_Data shown_
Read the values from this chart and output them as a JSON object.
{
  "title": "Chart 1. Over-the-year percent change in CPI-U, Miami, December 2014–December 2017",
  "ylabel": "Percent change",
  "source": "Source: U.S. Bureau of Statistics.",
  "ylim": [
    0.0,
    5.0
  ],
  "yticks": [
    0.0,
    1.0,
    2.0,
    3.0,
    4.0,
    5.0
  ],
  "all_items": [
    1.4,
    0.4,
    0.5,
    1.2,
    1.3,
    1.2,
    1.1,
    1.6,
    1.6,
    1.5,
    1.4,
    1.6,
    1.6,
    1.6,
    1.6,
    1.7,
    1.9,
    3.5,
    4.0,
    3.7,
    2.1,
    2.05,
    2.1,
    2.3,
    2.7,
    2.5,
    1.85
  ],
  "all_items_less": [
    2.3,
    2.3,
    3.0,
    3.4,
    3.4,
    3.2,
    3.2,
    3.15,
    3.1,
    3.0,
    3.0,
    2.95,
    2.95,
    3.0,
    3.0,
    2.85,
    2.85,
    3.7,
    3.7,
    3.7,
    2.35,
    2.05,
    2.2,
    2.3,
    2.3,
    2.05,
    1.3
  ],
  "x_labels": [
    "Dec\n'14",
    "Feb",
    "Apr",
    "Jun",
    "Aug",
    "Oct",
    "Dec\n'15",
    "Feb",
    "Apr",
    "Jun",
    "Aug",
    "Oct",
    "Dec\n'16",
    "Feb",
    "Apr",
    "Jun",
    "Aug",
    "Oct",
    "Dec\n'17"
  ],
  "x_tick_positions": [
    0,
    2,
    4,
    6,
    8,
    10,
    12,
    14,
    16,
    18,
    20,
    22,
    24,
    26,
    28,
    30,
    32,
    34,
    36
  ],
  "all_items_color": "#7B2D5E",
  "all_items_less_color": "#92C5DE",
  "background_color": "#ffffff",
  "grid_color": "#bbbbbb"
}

_What you have to do_
Gather from the data above every line with the string "change".

_Response_
  "title": "Chart 1. Over-the-year percent change in CPI-U, Miami, December 2014–December 2017",
  "ylabel": "Percent change",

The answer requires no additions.